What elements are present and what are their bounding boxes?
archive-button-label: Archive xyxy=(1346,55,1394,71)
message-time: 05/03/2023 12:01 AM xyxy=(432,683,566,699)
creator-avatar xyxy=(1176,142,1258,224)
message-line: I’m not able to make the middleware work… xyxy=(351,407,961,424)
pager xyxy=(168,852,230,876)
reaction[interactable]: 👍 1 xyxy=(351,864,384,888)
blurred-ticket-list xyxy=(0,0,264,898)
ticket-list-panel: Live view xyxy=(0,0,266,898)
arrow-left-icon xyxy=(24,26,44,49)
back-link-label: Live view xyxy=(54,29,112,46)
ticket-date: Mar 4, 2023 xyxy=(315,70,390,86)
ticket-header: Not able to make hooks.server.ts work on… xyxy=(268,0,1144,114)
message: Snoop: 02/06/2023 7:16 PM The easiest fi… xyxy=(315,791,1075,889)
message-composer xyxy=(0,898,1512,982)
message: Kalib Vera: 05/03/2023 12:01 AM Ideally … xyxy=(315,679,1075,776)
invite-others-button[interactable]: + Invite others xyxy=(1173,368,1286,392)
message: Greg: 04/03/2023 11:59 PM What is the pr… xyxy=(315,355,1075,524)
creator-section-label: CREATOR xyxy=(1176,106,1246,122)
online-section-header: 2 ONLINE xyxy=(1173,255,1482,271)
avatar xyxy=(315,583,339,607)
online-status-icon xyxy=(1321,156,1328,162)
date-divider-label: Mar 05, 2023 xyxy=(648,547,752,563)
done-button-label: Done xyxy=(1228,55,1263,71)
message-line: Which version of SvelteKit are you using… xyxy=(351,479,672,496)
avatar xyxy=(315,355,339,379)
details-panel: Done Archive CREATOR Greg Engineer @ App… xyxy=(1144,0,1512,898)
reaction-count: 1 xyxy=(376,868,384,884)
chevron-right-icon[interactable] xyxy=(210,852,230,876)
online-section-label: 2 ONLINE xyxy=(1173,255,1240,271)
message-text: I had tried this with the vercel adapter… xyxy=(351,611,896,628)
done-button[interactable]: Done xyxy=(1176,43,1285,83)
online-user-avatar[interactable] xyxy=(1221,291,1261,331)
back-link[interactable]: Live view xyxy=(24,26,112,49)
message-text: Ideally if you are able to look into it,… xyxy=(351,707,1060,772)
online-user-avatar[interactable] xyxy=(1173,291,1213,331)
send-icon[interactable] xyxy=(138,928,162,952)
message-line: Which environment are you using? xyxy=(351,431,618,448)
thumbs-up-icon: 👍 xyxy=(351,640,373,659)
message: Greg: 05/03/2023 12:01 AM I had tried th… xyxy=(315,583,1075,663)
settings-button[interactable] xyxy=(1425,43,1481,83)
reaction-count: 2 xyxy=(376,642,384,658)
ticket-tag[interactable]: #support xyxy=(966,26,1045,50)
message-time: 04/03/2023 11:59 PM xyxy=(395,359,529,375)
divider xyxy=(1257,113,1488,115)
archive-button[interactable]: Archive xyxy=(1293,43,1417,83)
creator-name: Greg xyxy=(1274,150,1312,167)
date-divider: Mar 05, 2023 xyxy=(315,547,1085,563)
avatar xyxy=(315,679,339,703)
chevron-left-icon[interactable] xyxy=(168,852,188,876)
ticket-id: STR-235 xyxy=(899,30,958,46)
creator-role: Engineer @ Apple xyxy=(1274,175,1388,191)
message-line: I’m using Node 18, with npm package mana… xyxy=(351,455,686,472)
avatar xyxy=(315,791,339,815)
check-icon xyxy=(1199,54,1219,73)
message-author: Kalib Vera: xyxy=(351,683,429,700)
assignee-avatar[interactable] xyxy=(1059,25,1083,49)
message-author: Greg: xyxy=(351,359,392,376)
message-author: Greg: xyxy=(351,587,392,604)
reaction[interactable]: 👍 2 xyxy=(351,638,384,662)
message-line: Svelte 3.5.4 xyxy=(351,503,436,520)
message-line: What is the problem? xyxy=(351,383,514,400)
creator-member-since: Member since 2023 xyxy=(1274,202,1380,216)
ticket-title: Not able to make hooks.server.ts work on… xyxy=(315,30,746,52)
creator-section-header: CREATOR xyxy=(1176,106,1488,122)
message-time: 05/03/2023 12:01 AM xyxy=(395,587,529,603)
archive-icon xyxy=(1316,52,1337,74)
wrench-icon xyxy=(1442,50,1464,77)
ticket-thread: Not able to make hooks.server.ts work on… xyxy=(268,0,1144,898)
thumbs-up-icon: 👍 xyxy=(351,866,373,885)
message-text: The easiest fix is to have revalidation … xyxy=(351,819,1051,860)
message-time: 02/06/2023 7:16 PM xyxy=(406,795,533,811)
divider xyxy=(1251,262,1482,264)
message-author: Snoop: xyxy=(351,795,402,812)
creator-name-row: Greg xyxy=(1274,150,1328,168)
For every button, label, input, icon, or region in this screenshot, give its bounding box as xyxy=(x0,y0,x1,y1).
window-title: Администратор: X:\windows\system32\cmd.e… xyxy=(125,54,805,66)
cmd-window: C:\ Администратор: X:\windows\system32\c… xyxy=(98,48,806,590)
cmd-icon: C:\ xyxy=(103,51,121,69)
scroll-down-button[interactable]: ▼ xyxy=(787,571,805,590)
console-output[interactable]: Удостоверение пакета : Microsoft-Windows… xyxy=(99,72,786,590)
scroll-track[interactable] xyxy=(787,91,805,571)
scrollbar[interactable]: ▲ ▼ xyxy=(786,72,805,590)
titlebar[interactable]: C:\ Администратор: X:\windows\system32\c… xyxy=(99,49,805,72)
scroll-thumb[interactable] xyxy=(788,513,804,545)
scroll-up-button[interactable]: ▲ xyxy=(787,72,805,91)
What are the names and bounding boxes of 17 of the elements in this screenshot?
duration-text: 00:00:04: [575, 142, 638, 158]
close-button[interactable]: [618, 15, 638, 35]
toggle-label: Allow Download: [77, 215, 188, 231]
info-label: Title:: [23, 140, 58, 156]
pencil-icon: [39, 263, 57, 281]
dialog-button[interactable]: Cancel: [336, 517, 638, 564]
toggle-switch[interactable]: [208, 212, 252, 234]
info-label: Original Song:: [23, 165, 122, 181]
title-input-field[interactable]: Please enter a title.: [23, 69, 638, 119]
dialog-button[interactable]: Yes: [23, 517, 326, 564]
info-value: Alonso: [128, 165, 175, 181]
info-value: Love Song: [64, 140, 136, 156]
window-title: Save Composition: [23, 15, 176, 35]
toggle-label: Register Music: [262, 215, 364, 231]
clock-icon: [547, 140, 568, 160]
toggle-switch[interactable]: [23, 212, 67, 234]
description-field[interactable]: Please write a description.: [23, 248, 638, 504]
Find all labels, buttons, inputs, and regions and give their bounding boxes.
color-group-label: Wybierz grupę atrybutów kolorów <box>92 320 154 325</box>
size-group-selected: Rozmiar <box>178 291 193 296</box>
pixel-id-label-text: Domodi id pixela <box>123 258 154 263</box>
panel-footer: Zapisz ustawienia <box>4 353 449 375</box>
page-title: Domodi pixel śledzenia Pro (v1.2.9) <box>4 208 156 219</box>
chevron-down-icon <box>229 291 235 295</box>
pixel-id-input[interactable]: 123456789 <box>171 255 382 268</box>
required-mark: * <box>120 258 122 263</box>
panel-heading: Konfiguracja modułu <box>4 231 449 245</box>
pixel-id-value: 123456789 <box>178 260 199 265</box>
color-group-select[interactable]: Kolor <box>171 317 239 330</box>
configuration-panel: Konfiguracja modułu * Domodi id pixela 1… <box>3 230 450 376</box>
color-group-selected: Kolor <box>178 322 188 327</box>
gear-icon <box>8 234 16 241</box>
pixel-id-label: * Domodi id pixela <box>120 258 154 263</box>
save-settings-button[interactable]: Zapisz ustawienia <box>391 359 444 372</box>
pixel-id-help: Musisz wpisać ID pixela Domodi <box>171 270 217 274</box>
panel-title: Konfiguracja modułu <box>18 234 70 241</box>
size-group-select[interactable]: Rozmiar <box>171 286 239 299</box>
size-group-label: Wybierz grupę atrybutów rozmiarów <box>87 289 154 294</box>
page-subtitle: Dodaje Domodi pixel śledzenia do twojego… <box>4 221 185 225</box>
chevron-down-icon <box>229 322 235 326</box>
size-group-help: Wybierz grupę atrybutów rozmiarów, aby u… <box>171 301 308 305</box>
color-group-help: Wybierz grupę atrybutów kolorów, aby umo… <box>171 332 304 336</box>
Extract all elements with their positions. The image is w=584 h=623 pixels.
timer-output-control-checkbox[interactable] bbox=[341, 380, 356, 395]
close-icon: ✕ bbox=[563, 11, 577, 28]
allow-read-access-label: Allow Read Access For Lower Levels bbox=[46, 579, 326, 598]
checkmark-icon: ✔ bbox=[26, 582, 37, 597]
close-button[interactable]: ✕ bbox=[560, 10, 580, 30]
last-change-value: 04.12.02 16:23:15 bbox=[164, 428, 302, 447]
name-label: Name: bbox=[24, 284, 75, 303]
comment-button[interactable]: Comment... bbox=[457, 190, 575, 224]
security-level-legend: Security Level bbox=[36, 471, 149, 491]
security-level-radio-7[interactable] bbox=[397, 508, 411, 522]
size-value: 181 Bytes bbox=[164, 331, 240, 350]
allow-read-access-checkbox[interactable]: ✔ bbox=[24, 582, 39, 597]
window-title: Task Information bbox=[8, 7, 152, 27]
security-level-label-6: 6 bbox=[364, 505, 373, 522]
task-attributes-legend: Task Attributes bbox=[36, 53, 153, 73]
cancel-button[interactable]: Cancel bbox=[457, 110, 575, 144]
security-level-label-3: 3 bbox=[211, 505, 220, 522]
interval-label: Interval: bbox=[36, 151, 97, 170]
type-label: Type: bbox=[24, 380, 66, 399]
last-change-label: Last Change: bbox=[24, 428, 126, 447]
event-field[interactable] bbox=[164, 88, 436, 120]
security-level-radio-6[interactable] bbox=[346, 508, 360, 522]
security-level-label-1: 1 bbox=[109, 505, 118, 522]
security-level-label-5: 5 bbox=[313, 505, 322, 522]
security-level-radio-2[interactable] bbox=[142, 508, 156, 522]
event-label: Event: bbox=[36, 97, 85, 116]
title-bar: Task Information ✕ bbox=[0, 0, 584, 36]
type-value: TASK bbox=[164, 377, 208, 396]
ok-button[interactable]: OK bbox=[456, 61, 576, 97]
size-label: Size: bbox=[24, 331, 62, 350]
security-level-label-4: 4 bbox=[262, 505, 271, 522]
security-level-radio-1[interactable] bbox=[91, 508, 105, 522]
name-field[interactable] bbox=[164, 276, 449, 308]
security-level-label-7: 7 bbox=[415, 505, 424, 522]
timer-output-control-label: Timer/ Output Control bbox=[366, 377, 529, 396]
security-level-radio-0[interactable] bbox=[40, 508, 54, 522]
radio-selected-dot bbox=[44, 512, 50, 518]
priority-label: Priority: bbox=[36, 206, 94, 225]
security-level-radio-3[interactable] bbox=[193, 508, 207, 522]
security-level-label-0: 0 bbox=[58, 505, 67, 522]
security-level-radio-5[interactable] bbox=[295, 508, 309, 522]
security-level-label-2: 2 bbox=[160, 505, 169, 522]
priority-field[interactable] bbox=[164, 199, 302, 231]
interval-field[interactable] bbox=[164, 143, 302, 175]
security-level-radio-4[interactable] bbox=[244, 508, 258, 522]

→ WHAT IS REQUIRED: Copy the data above word for word, from its first line through the line containing "ticket-date: Mar 4, 2023 xyxy=(315,70,390,86)".

→ RESPONSE TO THE EXERCISE:
What elements are present and what are their bounding boxes?
archive-button-label: Archive xyxy=(1346,55,1394,71)
message-time: 05/03/2023 12:01 AM xyxy=(432,683,566,699)
creator-avatar xyxy=(1176,142,1258,224)
message-line: I’m not able to make the middleware work… xyxy=(351,407,961,424)
pager xyxy=(168,852,230,876)
reaction[interactable]: 👍 1 xyxy=(351,864,384,888)
blurred-ticket-list xyxy=(0,0,264,898)
ticket-list-panel: Live view xyxy=(0,0,266,898)
arrow-left-icon xyxy=(24,26,44,49)
back-link-label: Live view xyxy=(54,29,112,46)
ticket-date: Mar 4, 2023 xyxy=(315,70,390,86)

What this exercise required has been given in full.